» TASK OBJECTIVE
Return all lines with the word "plain" in them.

begin DATA RECORDS

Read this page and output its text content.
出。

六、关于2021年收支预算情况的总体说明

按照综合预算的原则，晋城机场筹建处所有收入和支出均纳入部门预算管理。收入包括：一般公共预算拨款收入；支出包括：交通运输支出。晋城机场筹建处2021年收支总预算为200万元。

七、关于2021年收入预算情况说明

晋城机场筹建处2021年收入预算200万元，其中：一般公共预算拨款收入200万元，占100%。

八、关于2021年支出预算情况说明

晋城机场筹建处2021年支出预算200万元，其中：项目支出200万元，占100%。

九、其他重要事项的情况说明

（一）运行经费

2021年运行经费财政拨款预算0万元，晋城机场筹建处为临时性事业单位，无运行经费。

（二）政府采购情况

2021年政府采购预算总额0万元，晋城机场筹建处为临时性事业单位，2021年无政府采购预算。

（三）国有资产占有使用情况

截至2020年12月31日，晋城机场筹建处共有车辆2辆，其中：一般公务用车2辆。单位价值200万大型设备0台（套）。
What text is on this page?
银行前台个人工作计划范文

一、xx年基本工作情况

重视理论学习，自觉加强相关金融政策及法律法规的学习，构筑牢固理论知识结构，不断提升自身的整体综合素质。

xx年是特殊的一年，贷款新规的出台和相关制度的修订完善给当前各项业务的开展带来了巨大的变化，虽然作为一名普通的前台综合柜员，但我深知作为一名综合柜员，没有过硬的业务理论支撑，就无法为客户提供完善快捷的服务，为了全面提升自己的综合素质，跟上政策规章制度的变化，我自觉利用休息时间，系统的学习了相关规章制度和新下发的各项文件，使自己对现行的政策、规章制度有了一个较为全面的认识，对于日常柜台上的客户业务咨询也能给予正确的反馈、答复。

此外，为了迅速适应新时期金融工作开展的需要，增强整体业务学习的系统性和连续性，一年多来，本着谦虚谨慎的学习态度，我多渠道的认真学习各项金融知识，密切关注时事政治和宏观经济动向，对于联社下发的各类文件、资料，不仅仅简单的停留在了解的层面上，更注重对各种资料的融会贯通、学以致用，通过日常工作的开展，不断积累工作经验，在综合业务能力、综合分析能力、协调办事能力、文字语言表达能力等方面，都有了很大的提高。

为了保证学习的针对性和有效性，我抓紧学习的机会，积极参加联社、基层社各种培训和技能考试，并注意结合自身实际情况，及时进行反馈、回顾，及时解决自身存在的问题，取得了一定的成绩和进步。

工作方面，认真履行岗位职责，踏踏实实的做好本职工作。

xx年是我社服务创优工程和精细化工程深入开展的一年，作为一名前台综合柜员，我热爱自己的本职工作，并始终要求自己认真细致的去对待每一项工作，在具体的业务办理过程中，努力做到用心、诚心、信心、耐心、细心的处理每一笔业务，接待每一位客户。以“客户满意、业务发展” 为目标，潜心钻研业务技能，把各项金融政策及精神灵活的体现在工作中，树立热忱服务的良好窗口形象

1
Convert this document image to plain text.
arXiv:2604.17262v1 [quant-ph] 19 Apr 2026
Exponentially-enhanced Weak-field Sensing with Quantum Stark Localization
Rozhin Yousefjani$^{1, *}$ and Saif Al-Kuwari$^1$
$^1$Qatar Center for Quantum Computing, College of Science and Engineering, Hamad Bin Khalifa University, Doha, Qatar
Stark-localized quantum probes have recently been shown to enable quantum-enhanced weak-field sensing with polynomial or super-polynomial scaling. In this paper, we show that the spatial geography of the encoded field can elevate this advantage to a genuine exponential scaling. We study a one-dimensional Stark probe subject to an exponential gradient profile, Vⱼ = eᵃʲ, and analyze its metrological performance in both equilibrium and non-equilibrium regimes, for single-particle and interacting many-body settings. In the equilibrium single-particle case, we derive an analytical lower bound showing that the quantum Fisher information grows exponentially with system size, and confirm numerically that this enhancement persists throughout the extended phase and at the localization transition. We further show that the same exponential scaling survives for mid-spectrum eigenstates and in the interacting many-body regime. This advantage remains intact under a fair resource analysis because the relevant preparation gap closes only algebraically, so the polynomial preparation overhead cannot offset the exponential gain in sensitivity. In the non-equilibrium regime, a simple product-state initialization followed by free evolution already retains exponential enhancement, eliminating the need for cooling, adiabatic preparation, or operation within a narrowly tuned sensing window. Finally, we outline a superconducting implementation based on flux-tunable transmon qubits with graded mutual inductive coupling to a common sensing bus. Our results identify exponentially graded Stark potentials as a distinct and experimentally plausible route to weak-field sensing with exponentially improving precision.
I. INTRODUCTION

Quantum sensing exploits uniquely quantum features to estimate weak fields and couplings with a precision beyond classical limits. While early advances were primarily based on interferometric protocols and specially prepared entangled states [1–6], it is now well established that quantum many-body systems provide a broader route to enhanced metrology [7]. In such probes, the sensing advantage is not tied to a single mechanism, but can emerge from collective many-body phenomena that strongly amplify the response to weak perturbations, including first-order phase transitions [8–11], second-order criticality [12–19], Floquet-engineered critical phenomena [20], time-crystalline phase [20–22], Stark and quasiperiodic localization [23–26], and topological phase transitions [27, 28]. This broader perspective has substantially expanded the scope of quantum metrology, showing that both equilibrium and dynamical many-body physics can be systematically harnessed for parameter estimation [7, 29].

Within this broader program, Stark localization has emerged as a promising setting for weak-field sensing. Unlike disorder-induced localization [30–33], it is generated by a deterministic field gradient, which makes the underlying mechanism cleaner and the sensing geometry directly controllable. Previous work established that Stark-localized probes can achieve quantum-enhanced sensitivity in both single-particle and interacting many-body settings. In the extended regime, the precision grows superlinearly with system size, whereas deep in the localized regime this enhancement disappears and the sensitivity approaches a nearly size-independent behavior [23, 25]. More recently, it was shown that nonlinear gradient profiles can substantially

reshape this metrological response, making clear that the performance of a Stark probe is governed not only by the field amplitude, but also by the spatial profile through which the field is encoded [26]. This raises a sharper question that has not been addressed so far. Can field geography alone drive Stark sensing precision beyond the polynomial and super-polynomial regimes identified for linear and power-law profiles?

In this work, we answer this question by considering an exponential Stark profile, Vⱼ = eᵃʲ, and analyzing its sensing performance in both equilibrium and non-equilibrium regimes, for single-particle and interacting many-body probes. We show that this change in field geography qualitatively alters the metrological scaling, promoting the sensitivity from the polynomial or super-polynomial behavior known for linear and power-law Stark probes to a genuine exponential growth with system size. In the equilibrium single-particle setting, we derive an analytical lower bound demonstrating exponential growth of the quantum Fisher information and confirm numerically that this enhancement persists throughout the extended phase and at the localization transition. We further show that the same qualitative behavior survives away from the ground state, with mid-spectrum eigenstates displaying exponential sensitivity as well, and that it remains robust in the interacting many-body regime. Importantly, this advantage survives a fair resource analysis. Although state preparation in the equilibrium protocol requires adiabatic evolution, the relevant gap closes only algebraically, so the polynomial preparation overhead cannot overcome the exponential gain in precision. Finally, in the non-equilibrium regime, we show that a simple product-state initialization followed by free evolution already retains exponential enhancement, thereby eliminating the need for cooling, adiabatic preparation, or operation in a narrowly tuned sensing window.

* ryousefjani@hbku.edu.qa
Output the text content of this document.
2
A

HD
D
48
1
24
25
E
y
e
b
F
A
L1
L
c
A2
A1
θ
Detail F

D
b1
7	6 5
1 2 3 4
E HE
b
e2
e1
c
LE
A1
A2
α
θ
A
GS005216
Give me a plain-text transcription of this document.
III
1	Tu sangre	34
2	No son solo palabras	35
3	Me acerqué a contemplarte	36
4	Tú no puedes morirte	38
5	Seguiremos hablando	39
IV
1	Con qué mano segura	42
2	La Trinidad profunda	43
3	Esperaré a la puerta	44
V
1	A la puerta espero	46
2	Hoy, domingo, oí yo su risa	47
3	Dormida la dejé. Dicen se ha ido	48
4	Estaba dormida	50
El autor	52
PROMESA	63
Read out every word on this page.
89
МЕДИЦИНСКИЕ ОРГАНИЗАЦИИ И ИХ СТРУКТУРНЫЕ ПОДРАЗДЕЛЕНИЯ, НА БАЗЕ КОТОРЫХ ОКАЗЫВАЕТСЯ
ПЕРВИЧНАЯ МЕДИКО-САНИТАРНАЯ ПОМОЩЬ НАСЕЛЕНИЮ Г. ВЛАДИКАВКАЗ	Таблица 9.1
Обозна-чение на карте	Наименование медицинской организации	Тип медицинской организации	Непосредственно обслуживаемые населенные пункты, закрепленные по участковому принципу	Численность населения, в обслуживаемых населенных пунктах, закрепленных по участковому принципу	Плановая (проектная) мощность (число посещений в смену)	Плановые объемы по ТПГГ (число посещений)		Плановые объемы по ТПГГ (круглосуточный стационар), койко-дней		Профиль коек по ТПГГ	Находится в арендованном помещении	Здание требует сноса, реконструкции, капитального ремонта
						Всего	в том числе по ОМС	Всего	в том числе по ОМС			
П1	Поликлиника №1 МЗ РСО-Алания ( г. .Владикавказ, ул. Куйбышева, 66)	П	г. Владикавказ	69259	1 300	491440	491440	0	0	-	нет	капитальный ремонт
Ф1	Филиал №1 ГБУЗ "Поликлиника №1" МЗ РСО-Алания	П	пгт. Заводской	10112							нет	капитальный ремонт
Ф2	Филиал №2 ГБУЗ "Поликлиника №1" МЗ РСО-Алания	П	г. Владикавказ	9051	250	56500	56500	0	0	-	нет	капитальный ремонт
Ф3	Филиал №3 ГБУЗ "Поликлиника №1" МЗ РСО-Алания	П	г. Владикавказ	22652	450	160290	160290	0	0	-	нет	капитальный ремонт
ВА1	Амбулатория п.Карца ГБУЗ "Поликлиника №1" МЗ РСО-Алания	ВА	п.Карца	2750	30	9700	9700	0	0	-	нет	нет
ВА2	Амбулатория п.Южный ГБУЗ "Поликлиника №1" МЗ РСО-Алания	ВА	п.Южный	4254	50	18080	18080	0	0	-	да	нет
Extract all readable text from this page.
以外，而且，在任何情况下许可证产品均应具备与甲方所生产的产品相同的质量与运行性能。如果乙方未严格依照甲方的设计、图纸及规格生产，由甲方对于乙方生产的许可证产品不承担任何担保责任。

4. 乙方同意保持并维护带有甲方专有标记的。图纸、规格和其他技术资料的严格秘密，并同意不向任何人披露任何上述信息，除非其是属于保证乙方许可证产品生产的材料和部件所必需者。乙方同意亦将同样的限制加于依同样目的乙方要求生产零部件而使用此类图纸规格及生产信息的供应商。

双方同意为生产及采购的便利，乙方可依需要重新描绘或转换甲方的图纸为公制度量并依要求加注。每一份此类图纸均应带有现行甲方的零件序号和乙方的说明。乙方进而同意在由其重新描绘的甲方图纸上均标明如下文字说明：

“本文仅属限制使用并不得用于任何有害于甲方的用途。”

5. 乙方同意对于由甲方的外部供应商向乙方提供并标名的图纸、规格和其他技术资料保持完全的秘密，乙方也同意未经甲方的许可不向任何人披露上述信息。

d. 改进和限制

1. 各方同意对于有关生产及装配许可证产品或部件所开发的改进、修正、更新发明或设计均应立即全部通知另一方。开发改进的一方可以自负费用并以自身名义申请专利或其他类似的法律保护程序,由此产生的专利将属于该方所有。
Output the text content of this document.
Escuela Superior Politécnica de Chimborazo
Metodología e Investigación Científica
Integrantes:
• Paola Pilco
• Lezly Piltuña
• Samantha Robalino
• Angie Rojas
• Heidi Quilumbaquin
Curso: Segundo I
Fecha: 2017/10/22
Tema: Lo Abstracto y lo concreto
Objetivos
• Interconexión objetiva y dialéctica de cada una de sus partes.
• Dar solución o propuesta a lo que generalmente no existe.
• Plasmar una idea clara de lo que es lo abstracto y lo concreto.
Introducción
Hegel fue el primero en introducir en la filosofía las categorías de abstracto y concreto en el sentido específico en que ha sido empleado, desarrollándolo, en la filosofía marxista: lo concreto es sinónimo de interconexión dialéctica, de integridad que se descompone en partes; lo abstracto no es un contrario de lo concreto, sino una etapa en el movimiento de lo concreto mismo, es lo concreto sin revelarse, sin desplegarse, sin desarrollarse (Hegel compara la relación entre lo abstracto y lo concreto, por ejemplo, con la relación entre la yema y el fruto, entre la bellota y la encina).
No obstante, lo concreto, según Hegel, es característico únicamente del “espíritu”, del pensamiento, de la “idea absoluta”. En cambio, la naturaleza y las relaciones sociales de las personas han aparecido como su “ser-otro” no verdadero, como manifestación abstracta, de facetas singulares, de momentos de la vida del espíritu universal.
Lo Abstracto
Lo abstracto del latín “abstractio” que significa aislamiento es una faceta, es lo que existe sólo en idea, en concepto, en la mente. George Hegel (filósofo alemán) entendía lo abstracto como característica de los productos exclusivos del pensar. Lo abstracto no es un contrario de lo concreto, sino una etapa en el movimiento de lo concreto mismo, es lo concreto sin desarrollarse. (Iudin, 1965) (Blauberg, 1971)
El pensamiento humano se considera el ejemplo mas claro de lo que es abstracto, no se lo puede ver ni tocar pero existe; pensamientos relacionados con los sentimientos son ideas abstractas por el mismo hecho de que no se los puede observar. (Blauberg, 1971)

end DATA RECORDS

» WRITTEN SOLUTION
Convert this document image to plain text.
Give me a plain-text transcription of this document.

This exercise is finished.